* Begin *

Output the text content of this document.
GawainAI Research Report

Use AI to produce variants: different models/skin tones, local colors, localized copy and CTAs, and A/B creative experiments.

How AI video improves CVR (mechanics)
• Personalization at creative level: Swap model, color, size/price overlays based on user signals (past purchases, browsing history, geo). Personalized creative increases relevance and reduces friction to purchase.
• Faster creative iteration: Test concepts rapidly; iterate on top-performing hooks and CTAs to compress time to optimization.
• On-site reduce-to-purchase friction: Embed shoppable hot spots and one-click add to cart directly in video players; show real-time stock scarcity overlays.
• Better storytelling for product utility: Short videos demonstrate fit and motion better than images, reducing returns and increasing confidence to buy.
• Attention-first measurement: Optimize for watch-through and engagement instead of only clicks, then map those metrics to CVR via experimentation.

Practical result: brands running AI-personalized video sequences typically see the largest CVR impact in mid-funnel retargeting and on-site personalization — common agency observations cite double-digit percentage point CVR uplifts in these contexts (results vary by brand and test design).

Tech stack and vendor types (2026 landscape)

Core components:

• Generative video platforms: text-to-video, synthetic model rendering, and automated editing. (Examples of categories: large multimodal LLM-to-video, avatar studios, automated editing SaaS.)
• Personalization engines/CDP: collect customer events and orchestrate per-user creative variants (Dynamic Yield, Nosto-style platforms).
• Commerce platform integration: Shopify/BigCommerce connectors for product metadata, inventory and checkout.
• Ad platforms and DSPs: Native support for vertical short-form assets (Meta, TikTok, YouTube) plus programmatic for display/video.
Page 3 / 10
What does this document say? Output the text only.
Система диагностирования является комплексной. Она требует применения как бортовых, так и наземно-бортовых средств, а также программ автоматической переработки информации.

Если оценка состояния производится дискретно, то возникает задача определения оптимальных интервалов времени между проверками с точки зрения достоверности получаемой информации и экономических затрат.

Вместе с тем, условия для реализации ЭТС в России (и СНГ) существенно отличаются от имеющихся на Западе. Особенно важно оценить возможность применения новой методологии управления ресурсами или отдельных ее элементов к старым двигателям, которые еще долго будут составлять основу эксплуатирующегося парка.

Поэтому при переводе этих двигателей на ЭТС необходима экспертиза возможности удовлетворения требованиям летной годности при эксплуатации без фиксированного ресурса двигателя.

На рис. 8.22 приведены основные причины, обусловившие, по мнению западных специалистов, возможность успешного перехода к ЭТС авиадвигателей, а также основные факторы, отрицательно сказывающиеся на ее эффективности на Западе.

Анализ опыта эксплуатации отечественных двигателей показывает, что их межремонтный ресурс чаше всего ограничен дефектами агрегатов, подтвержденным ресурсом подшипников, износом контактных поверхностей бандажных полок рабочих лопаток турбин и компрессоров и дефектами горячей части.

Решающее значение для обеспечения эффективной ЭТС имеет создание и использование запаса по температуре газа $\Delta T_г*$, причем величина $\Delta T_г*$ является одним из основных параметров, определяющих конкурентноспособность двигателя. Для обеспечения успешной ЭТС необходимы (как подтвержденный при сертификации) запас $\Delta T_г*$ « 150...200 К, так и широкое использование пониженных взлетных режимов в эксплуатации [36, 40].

* End *

Repeat each record exactly, leaving nothing out.

Output the text content of this document.
GawainAI Research Report

Use AI to produce variants: different models/skin tones, local colors, localized copy and CTAs, and A/B creative experiments.

How AI video improves CVR (mechanics)
• Personalization at creative level: Swap model, color, size/price overlays based on user signals (past purchases, browsing history, geo). Personalized creative increases relevance and reduces friction to purchase.
• Faster creative iteration: Test concepts rapidly; iterate on top-performing hooks and CTAs to compress time to optimization.
• On-site reduce-to-purchase friction: Embed shoppable hot spots and one-click add to cart directly in video players; show real-time stock scarcity overlays.
• Better storytelling for product utility: Short videos demonstrate fit and motion better than images, reducing returns and increasing confidence to buy.
• Attention-first measurement: Optimize for watch-through and engagement instead of only clicks, then map those metrics to CVR via experimentation.

Practical result: brands running AI-personalized video sequences typically see the largest CVR impact in mid-funnel retargeting and on-site personalization — common agency observations cite double-digit percentage point CVR uplifts in these contexts (results vary by brand and test design).

Tech stack and vendor types (2026 landscape)

Core components:

• Generative video platforms: text-to-video, synthetic model rendering, and automated editing. (Examples of categories: large multimodal LLM-to-video, avatar studios, automated editing SaaS.)
• Personalization engines/CDP: collect customer events and orchestrate per-user creative variants (Dynamic Yield, Nosto-style platforms).
• Commerce platform integration: Shopify/BigCommerce connectors for product metadata, inventory and checkout.
• Ad platforms and DSPs: Native support for vertical short-form assets (Meta, TikTok, YouTube) plus programmatic for display/video.
Page 3 / 10
What does this document say? Output the text only.
Система диагностирования является комплексной. Она требует применения как бортовых, так и наземно-бортовых средств, а также программ автоматической переработки информации.

Если оценка состояния производится дискретно, то возникает задача определения оптимальных интервалов времени между проверками с точки зрения достоверности получаемой информации и экономических затрат.

Вместе с тем, условия для реализации ЭТС в России (и СНГ) существенно отличаются от имеющихся на Западе. Особенно важно оценить возможность применения новой методологии управления ресурсами или отдельных ее элементов к старым двигателям, которые еще долго будут составлять основу эксплуатирующегося парка.

Поэтому при переводе этих двигателей на ЭТС необходима экспертиза возможности удовлетворения требованиям летной годности при эксплуатации без фиксированного ресурса двигателя.

На рис. 8.22 приведены основные причины, обусловившие, по мнению западных специалистов, возможность успешного перехода к ЭТС авиадвигателей, а также основные факторы, отрицательно сказывающиеся на ее эффективности на Западе.

Анализ опыта эксплуатации отечественных двигателей показывает, что их межремонтный ресурс чаше всего ограничен дефектами агрегатов, подтвержденным ресурсом подшипников, износом контактных поверхностей бандажных полок рабочих лопаток турбин и компрессоров и дефектами горячей части.

Решающее значение для обеспечения эффективной ЭТС имеет создание и использование запаса по температуре газа $\Delta T_г*$, причем величина $\Delta T_г*$ является одним из основных параметров, определяющих конкурентноспособность двигателя. Для обеспечения успешной ЭТС необходимы (как подтвержденный при сертификации) запас $\Delta T_г*$ « 150...200 К, так и широкое использование пониженных взлетных режимов в эксплуатации [36, 40].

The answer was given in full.